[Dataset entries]
:::

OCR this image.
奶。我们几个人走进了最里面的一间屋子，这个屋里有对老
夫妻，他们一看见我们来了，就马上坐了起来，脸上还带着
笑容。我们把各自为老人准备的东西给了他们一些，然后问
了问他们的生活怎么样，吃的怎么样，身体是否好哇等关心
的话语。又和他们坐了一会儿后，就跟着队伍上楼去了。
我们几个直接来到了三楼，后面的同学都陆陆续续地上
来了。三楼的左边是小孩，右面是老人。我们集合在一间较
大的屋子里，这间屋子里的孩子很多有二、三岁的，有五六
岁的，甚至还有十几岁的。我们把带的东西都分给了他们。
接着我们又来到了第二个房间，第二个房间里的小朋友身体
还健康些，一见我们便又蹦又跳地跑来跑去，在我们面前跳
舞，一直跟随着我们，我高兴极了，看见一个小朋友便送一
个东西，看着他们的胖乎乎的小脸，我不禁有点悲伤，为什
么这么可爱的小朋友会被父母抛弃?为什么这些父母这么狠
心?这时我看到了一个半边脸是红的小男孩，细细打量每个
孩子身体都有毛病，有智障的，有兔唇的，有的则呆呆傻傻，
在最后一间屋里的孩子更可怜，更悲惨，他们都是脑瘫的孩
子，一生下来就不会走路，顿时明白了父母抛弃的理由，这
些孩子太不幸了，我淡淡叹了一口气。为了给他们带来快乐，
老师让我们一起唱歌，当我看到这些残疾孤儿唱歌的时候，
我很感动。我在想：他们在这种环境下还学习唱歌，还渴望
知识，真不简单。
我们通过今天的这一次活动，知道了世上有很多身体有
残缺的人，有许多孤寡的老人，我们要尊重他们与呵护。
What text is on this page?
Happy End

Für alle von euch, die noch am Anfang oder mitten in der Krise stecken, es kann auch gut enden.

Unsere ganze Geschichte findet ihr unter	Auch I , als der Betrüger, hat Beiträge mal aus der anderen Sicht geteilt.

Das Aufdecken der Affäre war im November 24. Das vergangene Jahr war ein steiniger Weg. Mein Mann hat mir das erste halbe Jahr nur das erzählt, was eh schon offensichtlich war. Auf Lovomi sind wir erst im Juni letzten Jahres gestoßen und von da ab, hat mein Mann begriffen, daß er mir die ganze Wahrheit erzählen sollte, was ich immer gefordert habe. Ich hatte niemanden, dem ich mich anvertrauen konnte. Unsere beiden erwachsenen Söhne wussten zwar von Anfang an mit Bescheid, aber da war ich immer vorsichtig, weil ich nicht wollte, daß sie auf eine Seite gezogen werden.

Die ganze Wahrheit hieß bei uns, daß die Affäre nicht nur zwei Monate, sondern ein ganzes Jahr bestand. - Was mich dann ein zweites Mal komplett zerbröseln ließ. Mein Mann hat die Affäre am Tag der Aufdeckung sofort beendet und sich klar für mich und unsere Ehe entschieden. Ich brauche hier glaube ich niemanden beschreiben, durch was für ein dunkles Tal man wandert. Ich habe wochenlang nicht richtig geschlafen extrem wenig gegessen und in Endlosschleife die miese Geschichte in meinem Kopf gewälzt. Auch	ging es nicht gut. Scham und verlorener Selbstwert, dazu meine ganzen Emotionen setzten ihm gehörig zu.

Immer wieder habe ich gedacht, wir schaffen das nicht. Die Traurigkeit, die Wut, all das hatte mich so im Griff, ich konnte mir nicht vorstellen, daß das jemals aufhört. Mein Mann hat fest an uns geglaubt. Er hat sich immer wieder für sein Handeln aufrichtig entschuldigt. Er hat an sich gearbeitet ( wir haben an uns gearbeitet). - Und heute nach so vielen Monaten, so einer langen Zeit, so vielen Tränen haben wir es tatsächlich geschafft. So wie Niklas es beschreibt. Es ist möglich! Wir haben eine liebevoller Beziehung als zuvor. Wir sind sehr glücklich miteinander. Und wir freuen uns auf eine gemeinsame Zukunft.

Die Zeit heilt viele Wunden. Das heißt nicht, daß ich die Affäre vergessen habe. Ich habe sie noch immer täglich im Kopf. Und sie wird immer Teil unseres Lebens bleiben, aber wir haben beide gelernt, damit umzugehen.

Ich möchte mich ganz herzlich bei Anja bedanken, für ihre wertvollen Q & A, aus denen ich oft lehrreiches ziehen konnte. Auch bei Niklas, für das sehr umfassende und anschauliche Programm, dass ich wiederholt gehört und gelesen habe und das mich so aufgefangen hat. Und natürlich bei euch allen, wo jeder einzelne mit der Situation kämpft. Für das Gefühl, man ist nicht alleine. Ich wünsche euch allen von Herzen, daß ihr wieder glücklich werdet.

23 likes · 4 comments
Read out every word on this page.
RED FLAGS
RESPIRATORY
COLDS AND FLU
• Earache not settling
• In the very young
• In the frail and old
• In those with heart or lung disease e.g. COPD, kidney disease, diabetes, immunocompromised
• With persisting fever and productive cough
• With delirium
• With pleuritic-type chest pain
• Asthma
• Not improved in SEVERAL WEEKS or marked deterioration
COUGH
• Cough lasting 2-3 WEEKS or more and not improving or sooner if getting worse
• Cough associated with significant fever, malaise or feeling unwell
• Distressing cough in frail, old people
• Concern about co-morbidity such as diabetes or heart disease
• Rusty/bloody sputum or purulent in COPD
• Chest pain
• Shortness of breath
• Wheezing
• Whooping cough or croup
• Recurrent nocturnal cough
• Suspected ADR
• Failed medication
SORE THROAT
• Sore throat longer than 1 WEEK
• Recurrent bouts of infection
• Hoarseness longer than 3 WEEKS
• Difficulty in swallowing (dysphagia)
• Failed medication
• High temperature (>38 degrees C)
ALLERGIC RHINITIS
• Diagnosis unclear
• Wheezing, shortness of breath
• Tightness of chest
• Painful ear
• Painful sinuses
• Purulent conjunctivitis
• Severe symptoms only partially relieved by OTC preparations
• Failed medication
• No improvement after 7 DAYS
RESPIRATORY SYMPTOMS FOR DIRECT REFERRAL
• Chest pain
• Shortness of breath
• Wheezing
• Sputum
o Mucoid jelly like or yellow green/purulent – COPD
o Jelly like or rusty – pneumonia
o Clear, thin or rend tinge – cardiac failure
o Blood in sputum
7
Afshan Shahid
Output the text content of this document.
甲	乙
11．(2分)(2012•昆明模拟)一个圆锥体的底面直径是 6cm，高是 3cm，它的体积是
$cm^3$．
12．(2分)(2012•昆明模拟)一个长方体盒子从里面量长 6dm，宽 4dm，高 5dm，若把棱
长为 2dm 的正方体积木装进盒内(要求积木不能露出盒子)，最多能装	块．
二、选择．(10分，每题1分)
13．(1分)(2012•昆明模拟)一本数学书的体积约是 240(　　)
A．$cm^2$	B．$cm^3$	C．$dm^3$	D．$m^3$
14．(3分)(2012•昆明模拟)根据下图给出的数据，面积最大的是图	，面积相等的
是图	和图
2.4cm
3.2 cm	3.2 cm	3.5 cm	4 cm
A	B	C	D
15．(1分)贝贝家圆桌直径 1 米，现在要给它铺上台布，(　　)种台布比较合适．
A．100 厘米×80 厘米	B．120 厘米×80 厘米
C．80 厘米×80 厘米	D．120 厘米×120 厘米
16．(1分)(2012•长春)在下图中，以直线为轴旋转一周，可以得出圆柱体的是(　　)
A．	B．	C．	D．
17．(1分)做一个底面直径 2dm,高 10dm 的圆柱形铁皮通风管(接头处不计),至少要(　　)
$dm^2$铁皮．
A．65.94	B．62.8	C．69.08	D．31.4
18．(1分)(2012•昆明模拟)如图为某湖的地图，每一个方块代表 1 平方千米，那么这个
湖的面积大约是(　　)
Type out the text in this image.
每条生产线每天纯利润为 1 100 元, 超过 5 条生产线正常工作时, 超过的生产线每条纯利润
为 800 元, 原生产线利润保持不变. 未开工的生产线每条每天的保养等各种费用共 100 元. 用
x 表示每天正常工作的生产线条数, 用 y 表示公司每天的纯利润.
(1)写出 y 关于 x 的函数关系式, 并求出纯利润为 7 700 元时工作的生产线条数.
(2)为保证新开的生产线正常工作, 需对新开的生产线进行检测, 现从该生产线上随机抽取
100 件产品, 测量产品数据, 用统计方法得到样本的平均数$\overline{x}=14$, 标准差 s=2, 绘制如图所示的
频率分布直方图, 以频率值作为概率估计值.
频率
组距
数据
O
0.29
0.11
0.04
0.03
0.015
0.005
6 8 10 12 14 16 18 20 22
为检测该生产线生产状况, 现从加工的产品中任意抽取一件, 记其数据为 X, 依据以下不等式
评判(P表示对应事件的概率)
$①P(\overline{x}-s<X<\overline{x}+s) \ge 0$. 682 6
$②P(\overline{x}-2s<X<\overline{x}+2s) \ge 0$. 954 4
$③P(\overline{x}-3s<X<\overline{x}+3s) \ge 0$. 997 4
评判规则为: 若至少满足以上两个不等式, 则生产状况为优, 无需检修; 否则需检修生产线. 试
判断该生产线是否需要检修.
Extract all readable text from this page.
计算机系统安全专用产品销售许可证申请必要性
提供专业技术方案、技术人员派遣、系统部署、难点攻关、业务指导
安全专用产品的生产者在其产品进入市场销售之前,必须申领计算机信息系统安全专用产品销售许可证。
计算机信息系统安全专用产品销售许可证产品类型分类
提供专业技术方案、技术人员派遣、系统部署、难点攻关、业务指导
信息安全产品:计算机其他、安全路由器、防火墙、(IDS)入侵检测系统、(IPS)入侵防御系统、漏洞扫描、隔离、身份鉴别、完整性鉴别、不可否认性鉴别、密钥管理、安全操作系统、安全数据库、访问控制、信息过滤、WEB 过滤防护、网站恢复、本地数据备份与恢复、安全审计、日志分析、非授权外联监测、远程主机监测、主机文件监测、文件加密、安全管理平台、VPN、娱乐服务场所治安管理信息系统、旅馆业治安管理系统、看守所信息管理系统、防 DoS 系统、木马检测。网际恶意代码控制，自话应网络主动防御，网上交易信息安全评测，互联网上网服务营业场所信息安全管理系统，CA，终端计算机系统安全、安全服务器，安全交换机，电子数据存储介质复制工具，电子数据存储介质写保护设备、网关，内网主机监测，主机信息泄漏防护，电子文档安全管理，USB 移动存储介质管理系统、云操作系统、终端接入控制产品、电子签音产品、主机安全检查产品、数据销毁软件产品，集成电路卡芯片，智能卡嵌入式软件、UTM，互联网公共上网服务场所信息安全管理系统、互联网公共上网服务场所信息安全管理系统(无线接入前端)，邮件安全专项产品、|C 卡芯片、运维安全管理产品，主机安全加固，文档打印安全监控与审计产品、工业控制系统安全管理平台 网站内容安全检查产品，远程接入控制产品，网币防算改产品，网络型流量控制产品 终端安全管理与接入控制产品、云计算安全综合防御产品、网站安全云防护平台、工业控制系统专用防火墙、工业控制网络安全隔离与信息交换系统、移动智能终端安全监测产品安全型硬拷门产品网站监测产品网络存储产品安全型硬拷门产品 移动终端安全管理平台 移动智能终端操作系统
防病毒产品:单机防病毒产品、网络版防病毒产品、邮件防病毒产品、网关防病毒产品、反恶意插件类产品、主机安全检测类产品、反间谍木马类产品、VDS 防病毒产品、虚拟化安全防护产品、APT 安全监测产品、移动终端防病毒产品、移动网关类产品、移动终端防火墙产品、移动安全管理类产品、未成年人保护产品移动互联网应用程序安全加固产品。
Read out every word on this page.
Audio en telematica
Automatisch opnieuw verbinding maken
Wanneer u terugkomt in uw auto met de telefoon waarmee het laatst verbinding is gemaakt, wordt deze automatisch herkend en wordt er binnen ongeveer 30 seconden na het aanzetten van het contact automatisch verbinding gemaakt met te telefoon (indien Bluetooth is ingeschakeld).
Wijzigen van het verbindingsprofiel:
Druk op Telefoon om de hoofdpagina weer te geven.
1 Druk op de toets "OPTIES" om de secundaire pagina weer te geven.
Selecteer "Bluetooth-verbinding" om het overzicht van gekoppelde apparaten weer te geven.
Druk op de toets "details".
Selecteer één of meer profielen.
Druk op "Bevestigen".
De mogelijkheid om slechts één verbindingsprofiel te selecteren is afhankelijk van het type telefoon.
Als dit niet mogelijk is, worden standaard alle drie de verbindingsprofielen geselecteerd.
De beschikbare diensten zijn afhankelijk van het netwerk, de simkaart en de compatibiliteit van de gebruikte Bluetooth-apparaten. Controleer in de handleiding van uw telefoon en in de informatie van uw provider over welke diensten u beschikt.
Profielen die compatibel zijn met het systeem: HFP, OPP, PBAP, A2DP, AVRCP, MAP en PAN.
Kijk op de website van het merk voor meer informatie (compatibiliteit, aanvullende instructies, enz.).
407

:::

▸ **WHAT YOU WILL DO**
Read through the lines above and collect those that contain the string "Wahrheit".

▸ **RESULT**
Das Aufdecken der Affäre war im November 24. Das vergangene Jahr war ein steiniger Weg. Mein Mann hat mir das erste halbe Jahr nur das erzählt, was eh schon offensichtlich war. Auf Lovomi sind wir erst im Juni letzten Jahres gestoßen und von da ab, hat mein Mann begriffen, daß er mir die ganze Wahrheit erzählen sollte, was ich immer gefordert habe. Ich hatte niemanden, dem ich mich anvertrauen konnte. Unsere beiden erwachsenen Söhne wussten zwar von Anfang an mit Bescheid, aber da war ich immer vorsichtig, weil ich nicht wollte, daß sie auf eine Seite gezogen werden.
Die ganze Wahrheit hieß bei uns, daß die Affäre nicht nur zwei Monate, sondern ein ganzes Jahr bestand. - Was mich dann ein zweites Mal komplett zerbröseln ließ. Mein Mann hat die Affäre am Tag der Aufdeckung sofort beendet und sich klar für mich und unsere Ehe entschieden. Ich brauche hier glaube ich niemanden beschreiben, durch was für ein dunkles Tal man wandert. Ich habe wochenlang nicht richtig geschlafen extrem wenig gegessen und in Endlosschleife die miese Geschichte in meinem Kopf gewälzt. Auch	ging es nicht gut. Scham und verlorener Selbstwert, dazu meine ganzen Emotionen setzten ihm gehörig zu.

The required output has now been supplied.